◆ EXERCISE OBJECTIVE: Your task is to tally the lines of the listing containing the word "echtgenoot" and report the figure alone.

◆ SUPPLIED ENTRIES:

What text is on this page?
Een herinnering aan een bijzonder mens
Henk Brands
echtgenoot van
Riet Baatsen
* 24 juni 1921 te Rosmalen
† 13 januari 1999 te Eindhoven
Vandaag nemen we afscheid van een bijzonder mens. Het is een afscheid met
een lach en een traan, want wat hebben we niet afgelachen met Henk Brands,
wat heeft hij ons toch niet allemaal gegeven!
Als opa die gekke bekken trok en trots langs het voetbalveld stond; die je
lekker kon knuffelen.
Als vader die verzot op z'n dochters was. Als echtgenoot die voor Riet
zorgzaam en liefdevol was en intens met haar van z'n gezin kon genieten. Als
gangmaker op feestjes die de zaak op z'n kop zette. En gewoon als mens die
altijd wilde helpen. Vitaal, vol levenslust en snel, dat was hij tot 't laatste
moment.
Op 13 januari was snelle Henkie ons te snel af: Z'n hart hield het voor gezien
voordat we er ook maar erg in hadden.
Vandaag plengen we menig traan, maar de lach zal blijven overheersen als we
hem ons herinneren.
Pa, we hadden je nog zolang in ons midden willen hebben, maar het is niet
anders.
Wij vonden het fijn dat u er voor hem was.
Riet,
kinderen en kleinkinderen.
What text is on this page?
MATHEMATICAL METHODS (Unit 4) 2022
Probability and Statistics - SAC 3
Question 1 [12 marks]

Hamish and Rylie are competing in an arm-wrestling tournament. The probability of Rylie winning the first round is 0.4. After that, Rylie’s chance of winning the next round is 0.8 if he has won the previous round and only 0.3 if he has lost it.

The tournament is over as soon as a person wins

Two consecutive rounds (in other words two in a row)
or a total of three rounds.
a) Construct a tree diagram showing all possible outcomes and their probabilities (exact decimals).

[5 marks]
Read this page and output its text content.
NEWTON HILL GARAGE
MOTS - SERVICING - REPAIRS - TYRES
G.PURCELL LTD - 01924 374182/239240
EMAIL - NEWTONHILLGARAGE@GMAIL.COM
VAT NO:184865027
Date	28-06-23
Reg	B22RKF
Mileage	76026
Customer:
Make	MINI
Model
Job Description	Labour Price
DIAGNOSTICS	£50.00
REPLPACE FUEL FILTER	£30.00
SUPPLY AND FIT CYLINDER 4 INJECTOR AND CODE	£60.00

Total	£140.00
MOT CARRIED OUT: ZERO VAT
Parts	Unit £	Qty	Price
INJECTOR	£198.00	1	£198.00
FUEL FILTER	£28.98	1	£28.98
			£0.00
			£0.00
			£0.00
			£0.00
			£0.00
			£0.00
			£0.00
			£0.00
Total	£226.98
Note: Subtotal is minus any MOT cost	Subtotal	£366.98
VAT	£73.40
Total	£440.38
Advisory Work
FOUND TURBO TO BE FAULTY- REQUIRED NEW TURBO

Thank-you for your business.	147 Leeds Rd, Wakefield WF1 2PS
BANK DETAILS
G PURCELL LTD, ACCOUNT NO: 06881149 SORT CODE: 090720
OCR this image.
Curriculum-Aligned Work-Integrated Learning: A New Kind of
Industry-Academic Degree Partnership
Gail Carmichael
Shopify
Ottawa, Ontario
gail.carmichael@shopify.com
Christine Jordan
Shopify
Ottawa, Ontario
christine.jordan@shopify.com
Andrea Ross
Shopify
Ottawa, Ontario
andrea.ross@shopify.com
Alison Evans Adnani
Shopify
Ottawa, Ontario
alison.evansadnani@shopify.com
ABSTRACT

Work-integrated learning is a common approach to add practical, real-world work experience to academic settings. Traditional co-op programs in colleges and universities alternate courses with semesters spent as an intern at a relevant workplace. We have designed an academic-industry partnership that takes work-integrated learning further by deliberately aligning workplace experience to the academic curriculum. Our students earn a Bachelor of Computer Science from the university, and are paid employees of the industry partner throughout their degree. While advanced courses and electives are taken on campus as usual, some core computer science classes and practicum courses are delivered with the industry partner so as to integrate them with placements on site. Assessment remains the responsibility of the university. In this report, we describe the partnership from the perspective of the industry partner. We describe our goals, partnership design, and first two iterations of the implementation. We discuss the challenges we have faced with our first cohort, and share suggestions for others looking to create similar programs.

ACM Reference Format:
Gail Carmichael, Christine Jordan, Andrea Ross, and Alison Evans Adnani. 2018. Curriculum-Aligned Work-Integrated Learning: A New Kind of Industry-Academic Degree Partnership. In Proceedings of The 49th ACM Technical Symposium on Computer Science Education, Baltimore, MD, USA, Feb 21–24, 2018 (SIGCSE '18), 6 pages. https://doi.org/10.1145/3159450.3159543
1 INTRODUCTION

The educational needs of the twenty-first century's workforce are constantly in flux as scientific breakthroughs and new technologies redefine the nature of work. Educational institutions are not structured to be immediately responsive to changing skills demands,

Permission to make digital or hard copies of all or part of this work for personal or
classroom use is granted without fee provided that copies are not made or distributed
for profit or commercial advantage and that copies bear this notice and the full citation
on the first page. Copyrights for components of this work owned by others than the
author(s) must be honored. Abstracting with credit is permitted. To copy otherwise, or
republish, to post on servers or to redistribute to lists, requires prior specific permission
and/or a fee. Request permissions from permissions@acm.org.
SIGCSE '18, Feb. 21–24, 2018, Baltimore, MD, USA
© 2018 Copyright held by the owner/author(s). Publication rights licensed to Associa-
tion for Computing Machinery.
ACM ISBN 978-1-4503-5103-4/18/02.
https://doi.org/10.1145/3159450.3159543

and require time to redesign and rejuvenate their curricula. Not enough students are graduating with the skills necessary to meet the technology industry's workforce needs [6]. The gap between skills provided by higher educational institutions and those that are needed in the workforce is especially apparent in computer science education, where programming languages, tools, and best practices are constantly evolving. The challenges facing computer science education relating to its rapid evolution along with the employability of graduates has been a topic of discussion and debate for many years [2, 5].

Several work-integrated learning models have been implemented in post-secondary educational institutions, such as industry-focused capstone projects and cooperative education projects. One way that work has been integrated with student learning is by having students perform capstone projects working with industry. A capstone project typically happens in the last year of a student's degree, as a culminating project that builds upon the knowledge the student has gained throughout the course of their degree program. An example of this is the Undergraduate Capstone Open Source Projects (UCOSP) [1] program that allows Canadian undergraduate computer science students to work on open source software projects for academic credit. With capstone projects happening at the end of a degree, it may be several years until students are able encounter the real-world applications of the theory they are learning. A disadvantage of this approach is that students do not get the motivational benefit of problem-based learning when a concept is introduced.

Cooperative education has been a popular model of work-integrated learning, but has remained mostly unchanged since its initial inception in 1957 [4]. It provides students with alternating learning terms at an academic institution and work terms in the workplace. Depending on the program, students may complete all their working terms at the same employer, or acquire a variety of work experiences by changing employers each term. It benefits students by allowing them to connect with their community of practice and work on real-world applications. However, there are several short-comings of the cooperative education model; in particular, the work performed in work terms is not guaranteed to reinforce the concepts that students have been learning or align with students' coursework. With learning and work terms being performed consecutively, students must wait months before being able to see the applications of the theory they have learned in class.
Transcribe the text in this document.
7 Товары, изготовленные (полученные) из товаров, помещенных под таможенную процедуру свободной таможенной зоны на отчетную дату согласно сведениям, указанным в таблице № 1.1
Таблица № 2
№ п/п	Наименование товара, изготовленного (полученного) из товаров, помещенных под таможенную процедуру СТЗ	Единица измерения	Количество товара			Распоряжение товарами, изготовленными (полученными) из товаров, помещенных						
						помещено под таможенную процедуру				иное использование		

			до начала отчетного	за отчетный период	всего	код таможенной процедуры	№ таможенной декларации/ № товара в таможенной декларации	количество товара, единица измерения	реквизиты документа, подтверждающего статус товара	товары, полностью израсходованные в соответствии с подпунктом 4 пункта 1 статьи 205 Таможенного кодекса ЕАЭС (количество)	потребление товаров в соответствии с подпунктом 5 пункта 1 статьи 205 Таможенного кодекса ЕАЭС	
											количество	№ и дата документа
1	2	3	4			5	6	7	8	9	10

◆ TASK ANSWER: 2